§ **INPUT FOR THIS TASK**:
= = = = = = =
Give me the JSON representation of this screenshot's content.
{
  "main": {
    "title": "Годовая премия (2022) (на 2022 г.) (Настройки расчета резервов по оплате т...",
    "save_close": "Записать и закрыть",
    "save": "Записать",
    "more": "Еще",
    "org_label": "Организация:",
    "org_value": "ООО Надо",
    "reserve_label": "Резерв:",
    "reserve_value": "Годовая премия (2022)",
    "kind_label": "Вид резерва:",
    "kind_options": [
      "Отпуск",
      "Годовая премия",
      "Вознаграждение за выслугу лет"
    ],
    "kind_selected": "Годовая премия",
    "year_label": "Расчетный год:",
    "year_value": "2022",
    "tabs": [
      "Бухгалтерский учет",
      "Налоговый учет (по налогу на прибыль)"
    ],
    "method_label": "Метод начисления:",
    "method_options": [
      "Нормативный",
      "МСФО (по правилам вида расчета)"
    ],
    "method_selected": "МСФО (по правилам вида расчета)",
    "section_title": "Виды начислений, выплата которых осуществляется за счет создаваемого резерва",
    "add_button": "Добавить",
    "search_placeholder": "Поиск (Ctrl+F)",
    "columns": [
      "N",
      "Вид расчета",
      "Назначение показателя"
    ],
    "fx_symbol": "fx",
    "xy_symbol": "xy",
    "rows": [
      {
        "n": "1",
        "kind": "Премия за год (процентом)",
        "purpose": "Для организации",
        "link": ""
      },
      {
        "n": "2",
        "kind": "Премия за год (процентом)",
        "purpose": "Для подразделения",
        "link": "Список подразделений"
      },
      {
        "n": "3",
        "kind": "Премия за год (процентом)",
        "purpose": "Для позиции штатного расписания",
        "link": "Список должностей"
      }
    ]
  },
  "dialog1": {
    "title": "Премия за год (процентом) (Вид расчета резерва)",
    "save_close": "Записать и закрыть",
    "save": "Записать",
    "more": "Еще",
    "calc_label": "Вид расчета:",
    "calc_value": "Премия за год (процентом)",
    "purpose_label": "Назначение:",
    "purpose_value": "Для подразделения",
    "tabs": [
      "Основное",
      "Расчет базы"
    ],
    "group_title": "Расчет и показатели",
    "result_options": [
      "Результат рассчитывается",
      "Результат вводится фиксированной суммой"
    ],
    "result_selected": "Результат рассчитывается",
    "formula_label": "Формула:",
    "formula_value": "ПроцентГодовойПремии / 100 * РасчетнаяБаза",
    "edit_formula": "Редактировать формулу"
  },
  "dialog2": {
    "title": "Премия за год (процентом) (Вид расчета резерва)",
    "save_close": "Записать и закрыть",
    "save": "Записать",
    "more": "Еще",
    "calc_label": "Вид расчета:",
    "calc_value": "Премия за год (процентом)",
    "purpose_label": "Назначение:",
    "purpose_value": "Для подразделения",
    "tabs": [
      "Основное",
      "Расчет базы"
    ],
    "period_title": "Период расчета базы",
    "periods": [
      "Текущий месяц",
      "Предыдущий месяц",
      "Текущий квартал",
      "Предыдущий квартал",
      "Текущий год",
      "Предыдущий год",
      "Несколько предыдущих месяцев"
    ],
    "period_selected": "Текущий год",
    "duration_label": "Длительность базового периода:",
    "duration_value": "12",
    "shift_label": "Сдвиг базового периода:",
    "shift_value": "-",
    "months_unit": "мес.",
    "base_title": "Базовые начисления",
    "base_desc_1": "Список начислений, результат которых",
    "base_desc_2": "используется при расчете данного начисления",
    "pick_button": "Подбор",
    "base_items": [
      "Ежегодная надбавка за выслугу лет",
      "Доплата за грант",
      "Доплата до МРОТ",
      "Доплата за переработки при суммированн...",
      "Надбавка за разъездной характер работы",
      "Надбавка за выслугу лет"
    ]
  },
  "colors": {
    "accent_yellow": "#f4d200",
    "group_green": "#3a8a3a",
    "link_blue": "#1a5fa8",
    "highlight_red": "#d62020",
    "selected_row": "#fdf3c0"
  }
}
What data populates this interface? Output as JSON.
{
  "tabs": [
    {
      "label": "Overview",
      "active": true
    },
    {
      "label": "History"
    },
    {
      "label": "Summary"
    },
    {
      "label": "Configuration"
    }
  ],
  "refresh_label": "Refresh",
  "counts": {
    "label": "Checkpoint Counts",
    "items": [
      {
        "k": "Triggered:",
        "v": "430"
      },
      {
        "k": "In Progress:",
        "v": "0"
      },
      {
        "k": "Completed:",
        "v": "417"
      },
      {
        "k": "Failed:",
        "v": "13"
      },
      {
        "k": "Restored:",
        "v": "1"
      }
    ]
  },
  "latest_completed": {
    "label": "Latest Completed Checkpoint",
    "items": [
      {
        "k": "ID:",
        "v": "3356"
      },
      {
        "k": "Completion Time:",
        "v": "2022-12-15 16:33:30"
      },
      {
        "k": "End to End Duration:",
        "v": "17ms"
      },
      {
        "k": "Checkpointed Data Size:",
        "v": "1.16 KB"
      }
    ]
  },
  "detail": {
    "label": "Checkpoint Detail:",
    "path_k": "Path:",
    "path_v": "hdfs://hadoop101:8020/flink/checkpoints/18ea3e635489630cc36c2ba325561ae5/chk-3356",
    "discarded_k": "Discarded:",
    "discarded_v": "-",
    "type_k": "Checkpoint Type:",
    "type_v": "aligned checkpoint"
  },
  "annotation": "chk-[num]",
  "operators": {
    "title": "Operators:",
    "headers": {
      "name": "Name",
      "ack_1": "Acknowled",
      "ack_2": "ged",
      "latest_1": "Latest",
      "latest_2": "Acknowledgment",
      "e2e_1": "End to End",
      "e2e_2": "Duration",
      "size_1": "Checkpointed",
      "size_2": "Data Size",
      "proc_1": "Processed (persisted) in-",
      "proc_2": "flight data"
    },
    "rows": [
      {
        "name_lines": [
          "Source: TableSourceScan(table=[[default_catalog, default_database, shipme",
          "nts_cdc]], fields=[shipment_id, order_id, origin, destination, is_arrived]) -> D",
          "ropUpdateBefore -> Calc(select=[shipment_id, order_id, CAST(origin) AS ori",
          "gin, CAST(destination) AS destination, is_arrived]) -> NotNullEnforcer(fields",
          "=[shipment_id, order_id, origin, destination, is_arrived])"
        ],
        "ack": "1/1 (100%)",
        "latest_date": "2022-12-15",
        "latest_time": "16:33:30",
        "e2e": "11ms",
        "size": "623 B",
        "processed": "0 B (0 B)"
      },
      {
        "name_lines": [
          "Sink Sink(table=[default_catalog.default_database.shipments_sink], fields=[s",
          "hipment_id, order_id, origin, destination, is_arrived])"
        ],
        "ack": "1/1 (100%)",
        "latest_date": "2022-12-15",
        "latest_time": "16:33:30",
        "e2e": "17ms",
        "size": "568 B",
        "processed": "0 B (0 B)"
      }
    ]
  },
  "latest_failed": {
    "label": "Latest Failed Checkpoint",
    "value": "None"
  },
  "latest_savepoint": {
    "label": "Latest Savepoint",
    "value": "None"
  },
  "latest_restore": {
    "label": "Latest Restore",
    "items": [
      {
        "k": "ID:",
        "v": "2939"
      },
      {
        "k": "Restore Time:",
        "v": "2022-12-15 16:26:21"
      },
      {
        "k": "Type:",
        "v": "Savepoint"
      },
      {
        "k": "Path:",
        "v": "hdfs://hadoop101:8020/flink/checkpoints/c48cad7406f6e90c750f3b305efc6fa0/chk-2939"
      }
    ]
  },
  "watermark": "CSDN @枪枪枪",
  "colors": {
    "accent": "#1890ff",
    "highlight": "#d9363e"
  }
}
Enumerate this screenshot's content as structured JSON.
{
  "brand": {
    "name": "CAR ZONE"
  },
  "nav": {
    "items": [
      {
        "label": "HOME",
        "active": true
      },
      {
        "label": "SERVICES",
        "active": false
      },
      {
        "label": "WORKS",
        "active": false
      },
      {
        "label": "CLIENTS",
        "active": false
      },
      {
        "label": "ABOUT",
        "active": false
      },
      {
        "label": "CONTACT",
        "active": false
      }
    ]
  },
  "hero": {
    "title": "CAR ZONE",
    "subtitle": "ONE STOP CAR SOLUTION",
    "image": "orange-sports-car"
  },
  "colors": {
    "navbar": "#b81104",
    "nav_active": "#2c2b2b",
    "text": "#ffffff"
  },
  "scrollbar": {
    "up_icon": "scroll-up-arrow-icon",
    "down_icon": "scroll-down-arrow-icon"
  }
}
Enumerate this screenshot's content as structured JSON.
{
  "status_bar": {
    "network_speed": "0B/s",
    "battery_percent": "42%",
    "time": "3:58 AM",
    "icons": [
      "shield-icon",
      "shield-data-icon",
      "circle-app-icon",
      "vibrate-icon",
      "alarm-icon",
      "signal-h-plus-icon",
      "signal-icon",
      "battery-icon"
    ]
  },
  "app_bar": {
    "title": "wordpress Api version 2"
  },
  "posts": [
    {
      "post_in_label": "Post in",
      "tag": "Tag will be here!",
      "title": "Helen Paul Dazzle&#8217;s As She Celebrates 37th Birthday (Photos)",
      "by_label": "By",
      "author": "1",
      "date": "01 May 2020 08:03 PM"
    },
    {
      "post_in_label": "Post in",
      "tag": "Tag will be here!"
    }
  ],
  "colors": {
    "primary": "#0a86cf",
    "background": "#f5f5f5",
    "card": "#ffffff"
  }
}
= = = = = = =
Locate each line containing the string "Доплата" and show it.

§ **SOLUTION TO THE PROBLEM**:
      "Доплата за грант",
      "Доплата до МРОТ",
      "Доплата за переработки при суммированн...",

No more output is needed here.